Written problem: Write out the listing exactly as it is given.

Extracted data:
▼
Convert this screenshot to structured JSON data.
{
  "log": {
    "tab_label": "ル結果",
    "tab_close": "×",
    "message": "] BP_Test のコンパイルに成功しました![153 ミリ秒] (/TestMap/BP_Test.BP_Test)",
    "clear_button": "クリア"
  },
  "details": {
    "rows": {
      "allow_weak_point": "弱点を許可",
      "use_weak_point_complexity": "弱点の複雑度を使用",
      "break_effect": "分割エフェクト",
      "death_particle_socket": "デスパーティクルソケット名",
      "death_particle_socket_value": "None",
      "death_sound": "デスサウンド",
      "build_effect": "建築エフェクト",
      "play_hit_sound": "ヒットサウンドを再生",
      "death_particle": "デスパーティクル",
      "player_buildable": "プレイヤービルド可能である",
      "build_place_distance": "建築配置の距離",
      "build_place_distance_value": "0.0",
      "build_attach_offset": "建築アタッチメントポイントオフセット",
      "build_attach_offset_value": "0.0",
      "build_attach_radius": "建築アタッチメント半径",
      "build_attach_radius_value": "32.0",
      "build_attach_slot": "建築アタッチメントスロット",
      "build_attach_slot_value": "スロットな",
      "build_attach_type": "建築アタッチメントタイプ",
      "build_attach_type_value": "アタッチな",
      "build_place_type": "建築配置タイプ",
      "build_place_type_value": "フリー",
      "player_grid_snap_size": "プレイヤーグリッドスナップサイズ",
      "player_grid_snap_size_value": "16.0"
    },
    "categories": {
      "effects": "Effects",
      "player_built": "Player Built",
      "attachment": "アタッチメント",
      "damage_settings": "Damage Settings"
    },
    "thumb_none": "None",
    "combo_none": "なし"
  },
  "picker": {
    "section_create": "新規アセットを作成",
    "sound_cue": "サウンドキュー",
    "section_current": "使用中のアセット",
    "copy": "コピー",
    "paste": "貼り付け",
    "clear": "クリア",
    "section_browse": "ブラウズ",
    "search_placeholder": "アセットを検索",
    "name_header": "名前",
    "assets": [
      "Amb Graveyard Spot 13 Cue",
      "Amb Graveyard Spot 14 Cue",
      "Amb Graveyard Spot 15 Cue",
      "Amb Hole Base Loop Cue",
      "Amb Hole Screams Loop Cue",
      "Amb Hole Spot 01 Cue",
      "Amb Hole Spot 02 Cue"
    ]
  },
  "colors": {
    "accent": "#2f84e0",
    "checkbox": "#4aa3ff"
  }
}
▲
Answer for this exercise:
Convert this screenshot to structured JSON data.
{
  "log": {
    "tab_label": "ル結果",
    "tab_close": "×",
    "message": "] BP_Test のコンパイルに成功しました![153 ミリ秒] (/TestMap/BP_Test.BP_Test)",
    "clear_button": "クリア"
  },
  "details": {
    "rows": {
      "allow_weak_point": "弱点を許可",
      "use_weak_point_complexity": "弱点の複雑度を使用",
      "break_effect": "分割エフェクト",
      "death_particle_socket": "デスパーティクルソケット名",
      "death_particle_socket_value": "None",
      "death_sound": "デスサウンド",
      "build_effect": "建築エフェクト",
      "play_hit_sound": "ヒットサウンドを再生",
      "death_particle": "デスパーティクル",
      "player_buildable": "プレイヤービルド可能である",
      "build_place_distance": "建築配置の距離",
      "build_place_distance_value": "0.0",
      "build_attach_offset": "建築アタッチメントポイントオフセット",
      "build_attach_offset_value": "0.0",
      "build_attach_radius": "建築アタッチメント半径",
      "build_attach_radius_value": "32.0",
      "build_attach_slot": "建築アタッチメントスロット",
      "build_attach_slot_value": "スロットな",
      "build_attach_type": "建築アタッチメントタイプ",
      "build_attach_type_value": "アタッチな",
      "build_place_type": "建築配置タイプ",
      "build_place_type_value": "フリー",
      "player_grid_snap_size": "プレイヤーグリッドスナップサイズ",
      "player_grid_snap_size_value": "16.0"
    },
    "categories": {
      "effects": "Effects",
      "player_built": "Player Built",
      "attachment": "アタッチメント",
      "damage_settings": "Damage Settings"
    },
    "thumb_none": "None",
    "combo_none": "なし"
  },
  "picker": {
    "section_create": "新規アセットを作成",
    "sound_cue": "サウンドキュー",
    "section_current": "使用中のアセット",
    "copy": "コピー",
    "paste": "貼り付け",
    "clear": "クリア",
    "section_browse": "ブラウズ",
    "search_placeholder": "アセットを検索",
    "name_header": "名前",
    "assets": [
      "Amb Graveyard Spot 13 Cue",
      "Amb Graveyard Spot 14 Cue",
      "Amb Graveyard Spot 15 Cue",
      "Amb Hole Base Loop Cue",
      "Amb Hole Screams Loop Cue",
      "Amb Hole Spot 01 Cue",
      "Amb Hole Spot 02 Cue"
    ]
  },
  "colors": {
    "accent": "#2f84e0",
    "checkbox": "#4aa3ff"
  }
}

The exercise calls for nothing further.